Source data:
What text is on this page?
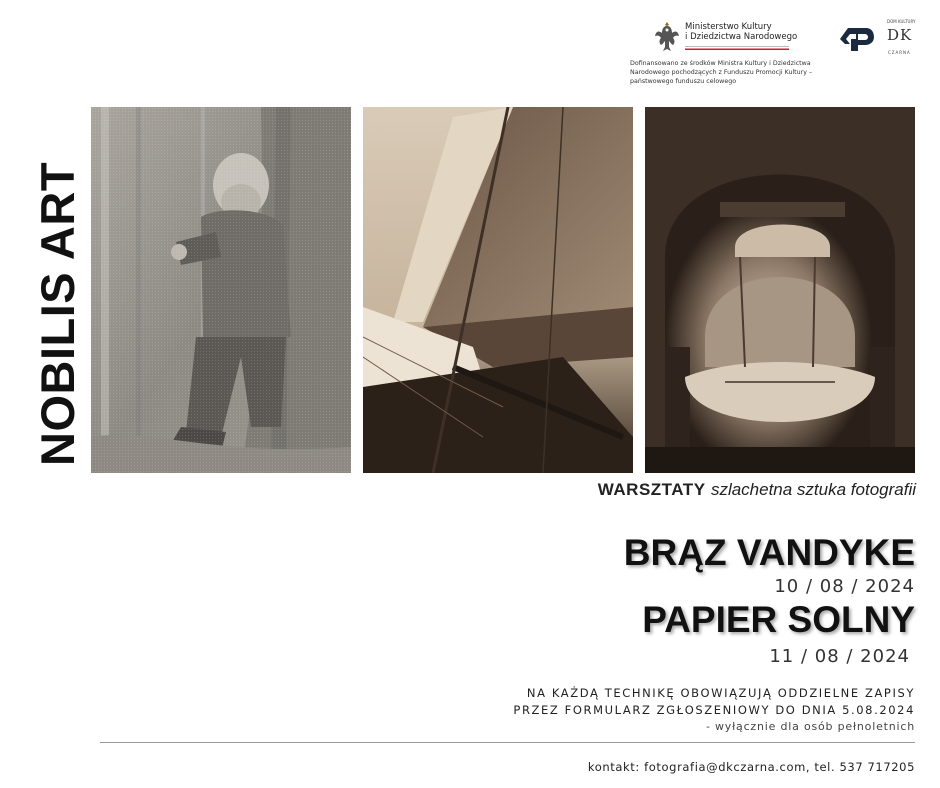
Ministerstwo Kultury
i Dziedzictwa Narodowego
Dofinansowano ze środków Ministra Kultury i Dziedzictwa
Narodowego pochodzących z Funduszu Promocji Kultury –
państwowego funduszu celowego
DOM KULTURY
DK
CZARNA
NOBILIS ART
WARSZTATY szlachetna sztuka fotografii
BRĄZ VANDYKE
10 / 08 / 2024
PAPIER SOLNY
11 / 08 / 2024
NA KAŻDĄ TECHNIKĘ OBOWIĄZUJĄ ODDZIELNE ZAPISY
PRZEZ FORMULARZ ZGŁOSZENIOWY DO DNIA 5.08.2024
- wyłącznie dla osób pełnoletnich
kontakt: fotografia@dkczarna.com, tel. 537 717205
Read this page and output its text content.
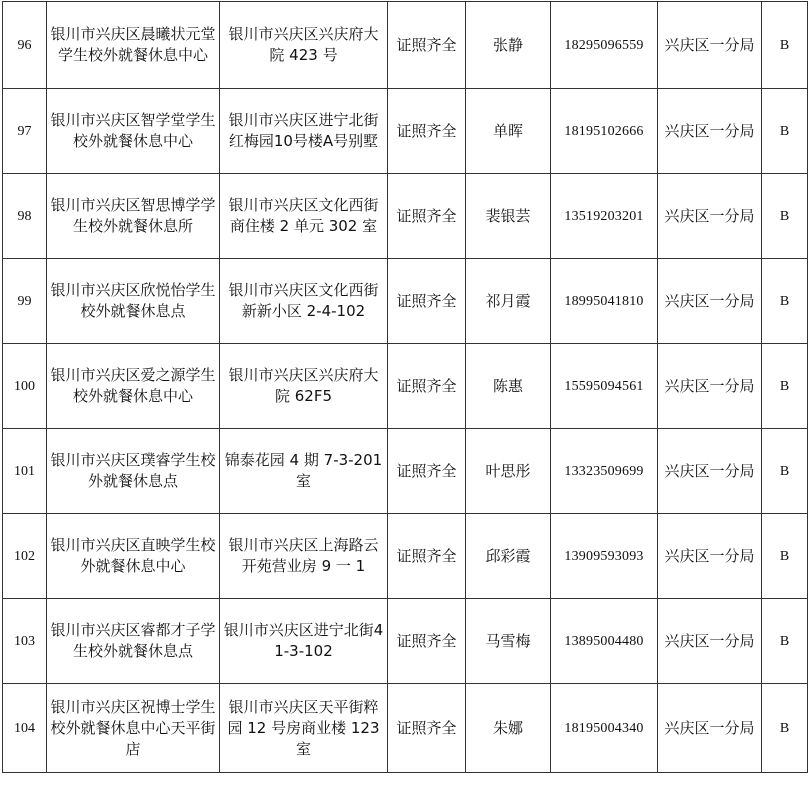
96	银川市兴庆区晨曦状元堂学生校外就餐休息中心	银川市兴庆区兴庆府大院 423 号	证照齐全	张静	18295096559	兴庆区一分局	B
97	银川市兴庆区智学堂学生校外就餐休息中心	银川市兴庆区进宁北街红梅园10号楼A号别墅	证照齐全	单晖	18195102666	兴庆区一分局	B
98	银川市兴庆区智思博学学生校外就餐休息所	银川市兴庆区文化西街商住楼 2 单元 302 室	证照齐全	裴银芸	13519203201	兴庆区一分局	B
99	银川市兴庆区欣悦怡学生校外就餐休息点	银川市兴庆区文化西街新新小区 2-4-102	证照齐全	祁月霞	18995041810	兴庆区一分局	B
100	银川市兴庆区爱之源学生校外就餐休息中心	银川市兴庆区兴庆府大院 62F5	证照齐全	陈惠	15595094561	兴庆区一分局	B
101	银川市兴庆区璞睿学生校外就餐休息点	锦泰花园 4 期 7-3-201 室	证照齐全	叶思彤	13323509699	兴庆区一分局	B
102	银川市兴庆区直映学生校外就餐休息中心	银川市兴庆区上海路云开苑营业房 9 一 1	证照齐全	邱彩霞	13909593093	兴庆区一分局	B
103	银川市兴庆区睿都才子学生校外就餐休息点	银川市兴庆区进宁北街41-3-102	证照齐全	马雪梅	13895004480	兴庆区一分局	B
104	银川市兴庆区祝博士学生校外就餐休息中心天平街店	银川市兴庆区天平街粹园 12 号房商业楼 123 室	证照齐全	朱娜	18195004340	兴庆区一分局	B
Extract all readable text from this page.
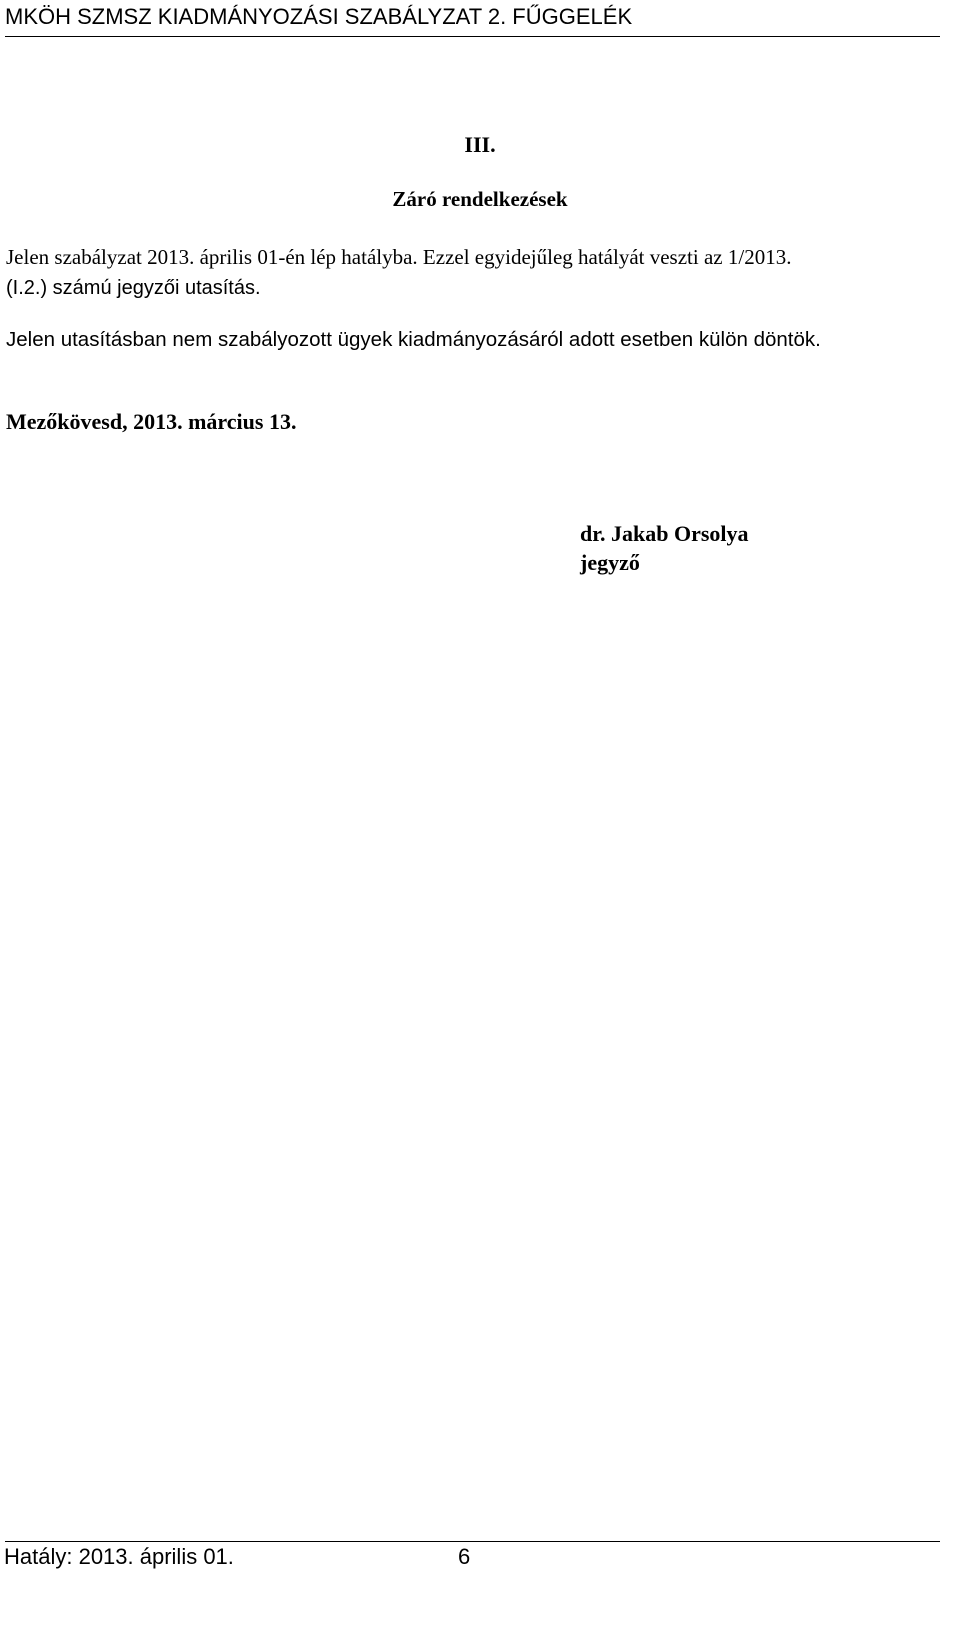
MKÖH SZMSZ KIADMÁNYOZÁSI SZABÁLYZAT 2. FŰGGELÉK

III.

Záró rendelkezések

Jelen szabályzat 2013. április 01-én lép hatályba. Ezzel egyidejűleg hatályát veszti az 1/2013.

(I.2.) számú jegyzői utasítás.

Jelen utasításban nem szabályozott ügyek kiadmányozásáról adott esetben külön döntök.

Mezőkövesd, 2013. március 13.

dr. Jakab Orsolya

jegyző

Hatály: 2013. április 01.	6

--- WRITTEN EXERCISE ---
Skip the pictures and print each record exactly as it stands.

--- FULL SOLUTION ---
What text is on this page?
Ministerstwo Kultury
i Dziedzictwa Narodowego
Dofinansowano ze środków Ministra Kultury i Dziedzictwa
Narodowego pochodzących z Funduszu Promocji Kultury –
państwowego funduszu celowego
DOM KULTURY
DK
CZARNA
NOBILIS ART
WARSZTATY szlachetna sztuka fotografii
BRĄZ VANDYKE
10 / 08 / 2024
PAPIER SOLNY
11 / 08 / 2024
NA KAŻDĄ TECHNIKĘ OBOWIĄZUJĄ ODDZIELNE ZAPISY
PRZEZ FORMULARZ ZGŁOSZENIOWY DO DNIA 5.08.2024
- wyłącznie dla osób pełnoletnich
kontakt: fotografia@dkczarna.com, tel. 537 717205
Read this page and output its text content.
96	银川市兴庆区晨曦状元堂学生校外就餐休息中心	银川市兴庆区兴庆府大院 423 号	证照齐全	张静	18295096559	兴庆区一分局	B
97	银川市兴庆区智学堂学生校外就餐休息中心	银川市兴庆区进宁北街红梅园10号楼A号别墅	证照齐全	单晖	18195102666	兴庆区一分局	B
98	银川市兴庆区智思博学学生校外就餐休息所	银川市兴庆区文化西街商住楼 2 单元 302 室	证照齐全	裴银芸	13519203201	兴庆区一分局	B
99	银川市兴庆区欣悦怡学生校外就餐休息点	银川市兴庆区文化西街新新小区 2-4-102	证照齐全	祁月霞	18995041810	兴庆区一分局	B
100	银川市兴庆区爱之源学生校外就餐休息中心	银川市兴庆区兴庆府大院 62F5	证照齐全	陈惠	15595094561	兴庆区一分局	B
101	银川市兴庆区璞睿学生校外就餐休息点	锦泰花园 4 期 7-3-201 室	证照齐全	叶思彤	13323509699	兴庆区一分局	B
102	银川市兴庆区直映学生校外就餐休息中心	银川市兴庆区上海路云开苑营业房 9 一 1	证照齐全	邱彩霞	13909593093	兴庆区一分局	B
103	银川市兴庆区睿都才子学生校外就餐休息点	银川市兴庆区进宁北街41-3-102	证照齐全	马雪梅	13895004480	兴庆区一分局	B
104	银川市兴庆区祝博士学生校外就餐休息中心天平街店	银川市兴庆区天平街粹园 12 号房商业楼 123 室	证照齐全	朱娜	18195004340	兴庆区一分局	B
Extract all readable text from this page.
MKÖH SZMSZ KIADMÁNYOZÁSI SZABÁLYZAT 2. FŰGGELÉK

III.

Záró rendelkezések

Jelen szabályzat 2013. április 01-én lép hatályba. Ezzel egyidejűleg hatályát veszti az 1/2013.

(I.2.) számú jegyzői utasítás.

Jelen utasításban nem szabályozott ügyek kiadmányozásáról adott esetben külön döntök.

Mezőkövesd, 2013. március 13.

dr. Jakab Orsolya

jegyző

Hatály: 2013. április 01.	6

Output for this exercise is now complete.